*Short task*.
Write out each line from the data below that includes the word "title".

* Start Excerpted records *

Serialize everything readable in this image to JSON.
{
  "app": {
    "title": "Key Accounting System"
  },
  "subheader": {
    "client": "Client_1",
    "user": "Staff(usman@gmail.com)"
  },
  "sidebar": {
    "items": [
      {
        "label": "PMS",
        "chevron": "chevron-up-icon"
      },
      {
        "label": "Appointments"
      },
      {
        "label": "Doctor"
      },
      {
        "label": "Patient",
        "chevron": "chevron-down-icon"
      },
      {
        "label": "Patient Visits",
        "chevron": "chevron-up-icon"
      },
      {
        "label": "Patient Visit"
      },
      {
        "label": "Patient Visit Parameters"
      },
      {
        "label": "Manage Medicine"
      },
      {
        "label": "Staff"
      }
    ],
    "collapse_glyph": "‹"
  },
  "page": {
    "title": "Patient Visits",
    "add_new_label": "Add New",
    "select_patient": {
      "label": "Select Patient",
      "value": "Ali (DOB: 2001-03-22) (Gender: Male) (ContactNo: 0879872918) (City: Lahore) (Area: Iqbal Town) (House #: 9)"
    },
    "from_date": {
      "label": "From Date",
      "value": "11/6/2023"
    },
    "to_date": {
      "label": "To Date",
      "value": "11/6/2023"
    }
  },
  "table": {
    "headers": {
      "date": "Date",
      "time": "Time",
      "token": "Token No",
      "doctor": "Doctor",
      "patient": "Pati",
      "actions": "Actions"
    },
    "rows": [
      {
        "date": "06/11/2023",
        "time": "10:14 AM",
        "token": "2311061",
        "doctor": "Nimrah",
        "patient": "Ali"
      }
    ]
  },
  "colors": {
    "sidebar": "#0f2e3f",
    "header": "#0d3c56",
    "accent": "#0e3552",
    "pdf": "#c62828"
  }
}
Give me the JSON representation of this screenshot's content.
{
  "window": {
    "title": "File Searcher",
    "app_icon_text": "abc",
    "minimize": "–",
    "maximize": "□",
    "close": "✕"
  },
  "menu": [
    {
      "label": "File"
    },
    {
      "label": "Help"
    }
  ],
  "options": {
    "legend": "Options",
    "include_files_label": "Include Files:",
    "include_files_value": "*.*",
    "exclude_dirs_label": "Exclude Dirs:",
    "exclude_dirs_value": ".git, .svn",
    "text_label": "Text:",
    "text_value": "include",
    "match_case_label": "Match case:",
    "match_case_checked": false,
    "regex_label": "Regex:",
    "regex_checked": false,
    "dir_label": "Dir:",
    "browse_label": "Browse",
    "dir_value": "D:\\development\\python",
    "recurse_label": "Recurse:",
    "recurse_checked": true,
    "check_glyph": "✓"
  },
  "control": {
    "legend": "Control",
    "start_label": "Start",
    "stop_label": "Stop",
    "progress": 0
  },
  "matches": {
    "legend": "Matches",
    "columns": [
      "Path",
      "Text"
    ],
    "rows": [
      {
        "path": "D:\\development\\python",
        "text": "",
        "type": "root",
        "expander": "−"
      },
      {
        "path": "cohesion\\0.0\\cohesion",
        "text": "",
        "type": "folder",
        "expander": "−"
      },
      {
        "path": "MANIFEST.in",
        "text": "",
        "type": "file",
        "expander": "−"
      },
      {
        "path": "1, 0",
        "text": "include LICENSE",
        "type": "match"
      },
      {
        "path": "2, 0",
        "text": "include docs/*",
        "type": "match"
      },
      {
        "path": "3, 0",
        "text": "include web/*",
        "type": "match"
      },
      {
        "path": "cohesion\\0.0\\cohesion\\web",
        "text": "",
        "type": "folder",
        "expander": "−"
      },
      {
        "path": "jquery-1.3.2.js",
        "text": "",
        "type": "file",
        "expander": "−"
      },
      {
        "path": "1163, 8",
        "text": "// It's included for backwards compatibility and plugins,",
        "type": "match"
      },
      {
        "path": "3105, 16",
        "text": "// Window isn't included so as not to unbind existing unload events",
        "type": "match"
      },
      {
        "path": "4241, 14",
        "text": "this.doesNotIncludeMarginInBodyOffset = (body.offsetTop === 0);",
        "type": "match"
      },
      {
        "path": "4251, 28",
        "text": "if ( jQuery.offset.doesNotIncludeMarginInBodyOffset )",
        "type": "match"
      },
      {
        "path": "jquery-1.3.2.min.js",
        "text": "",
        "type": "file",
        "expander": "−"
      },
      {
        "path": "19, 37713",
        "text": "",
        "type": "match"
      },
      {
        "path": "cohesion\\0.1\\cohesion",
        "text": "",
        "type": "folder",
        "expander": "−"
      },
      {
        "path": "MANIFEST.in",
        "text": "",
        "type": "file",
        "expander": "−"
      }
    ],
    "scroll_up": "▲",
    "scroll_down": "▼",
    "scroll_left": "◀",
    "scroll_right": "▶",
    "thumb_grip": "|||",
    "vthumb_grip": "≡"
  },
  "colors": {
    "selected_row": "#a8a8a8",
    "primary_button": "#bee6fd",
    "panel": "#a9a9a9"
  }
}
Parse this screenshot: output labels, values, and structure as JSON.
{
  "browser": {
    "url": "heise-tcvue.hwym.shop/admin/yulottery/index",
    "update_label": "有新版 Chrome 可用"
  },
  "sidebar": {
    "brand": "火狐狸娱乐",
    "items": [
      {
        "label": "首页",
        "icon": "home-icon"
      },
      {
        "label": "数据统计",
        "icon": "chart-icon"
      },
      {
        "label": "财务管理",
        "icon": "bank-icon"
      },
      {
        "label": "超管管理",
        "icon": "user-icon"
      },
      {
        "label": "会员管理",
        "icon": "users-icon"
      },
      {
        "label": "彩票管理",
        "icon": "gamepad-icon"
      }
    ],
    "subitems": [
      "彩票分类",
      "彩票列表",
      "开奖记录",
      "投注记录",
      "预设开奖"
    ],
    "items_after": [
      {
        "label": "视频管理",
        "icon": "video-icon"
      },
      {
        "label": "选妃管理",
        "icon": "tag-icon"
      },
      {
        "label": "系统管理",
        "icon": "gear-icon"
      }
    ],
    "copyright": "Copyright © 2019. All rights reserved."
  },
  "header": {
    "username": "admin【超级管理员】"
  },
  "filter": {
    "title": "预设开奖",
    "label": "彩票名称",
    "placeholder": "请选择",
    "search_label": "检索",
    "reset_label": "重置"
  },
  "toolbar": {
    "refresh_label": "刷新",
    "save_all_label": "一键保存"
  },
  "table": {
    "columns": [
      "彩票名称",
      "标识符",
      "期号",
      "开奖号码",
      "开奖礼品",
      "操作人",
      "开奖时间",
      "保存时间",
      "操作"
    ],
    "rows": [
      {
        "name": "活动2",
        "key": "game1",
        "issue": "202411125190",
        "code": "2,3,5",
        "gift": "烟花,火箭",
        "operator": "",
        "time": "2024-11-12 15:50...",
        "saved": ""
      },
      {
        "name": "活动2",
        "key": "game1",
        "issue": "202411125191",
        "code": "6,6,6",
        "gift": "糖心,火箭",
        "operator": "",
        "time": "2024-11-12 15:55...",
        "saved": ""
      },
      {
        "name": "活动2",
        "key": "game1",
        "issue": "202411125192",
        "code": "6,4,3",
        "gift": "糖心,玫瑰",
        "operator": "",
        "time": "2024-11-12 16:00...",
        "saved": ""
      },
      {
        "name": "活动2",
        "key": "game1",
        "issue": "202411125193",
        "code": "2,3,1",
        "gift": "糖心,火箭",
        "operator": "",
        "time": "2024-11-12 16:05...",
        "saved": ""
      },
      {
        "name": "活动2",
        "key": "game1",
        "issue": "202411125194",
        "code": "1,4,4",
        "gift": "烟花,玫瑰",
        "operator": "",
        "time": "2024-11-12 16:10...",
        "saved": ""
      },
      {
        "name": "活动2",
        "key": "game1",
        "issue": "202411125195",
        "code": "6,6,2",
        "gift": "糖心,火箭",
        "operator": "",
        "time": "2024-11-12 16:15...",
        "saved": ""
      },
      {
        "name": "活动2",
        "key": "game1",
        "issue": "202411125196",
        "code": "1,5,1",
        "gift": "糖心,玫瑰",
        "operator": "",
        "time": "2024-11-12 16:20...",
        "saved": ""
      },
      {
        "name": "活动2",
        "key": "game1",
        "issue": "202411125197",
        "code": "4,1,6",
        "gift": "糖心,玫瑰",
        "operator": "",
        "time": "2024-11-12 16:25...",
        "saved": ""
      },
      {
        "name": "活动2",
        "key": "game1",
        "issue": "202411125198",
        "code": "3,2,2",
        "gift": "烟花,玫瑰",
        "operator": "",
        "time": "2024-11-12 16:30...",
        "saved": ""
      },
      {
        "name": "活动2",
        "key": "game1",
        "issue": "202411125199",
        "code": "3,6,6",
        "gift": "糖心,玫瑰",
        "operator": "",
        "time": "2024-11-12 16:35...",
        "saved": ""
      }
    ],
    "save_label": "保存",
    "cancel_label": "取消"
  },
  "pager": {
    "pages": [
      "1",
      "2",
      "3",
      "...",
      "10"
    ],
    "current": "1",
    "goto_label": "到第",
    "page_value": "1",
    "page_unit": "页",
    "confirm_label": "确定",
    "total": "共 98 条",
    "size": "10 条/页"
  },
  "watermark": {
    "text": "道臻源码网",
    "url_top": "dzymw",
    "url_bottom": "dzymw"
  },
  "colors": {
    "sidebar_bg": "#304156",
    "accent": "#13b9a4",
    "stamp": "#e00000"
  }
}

* End Excerpted records *

*Full output*.
    "title": "Key Accounting System"
    "title": "Patient Visits",
    "title": "File Searcher",
    "title": "预设开奖",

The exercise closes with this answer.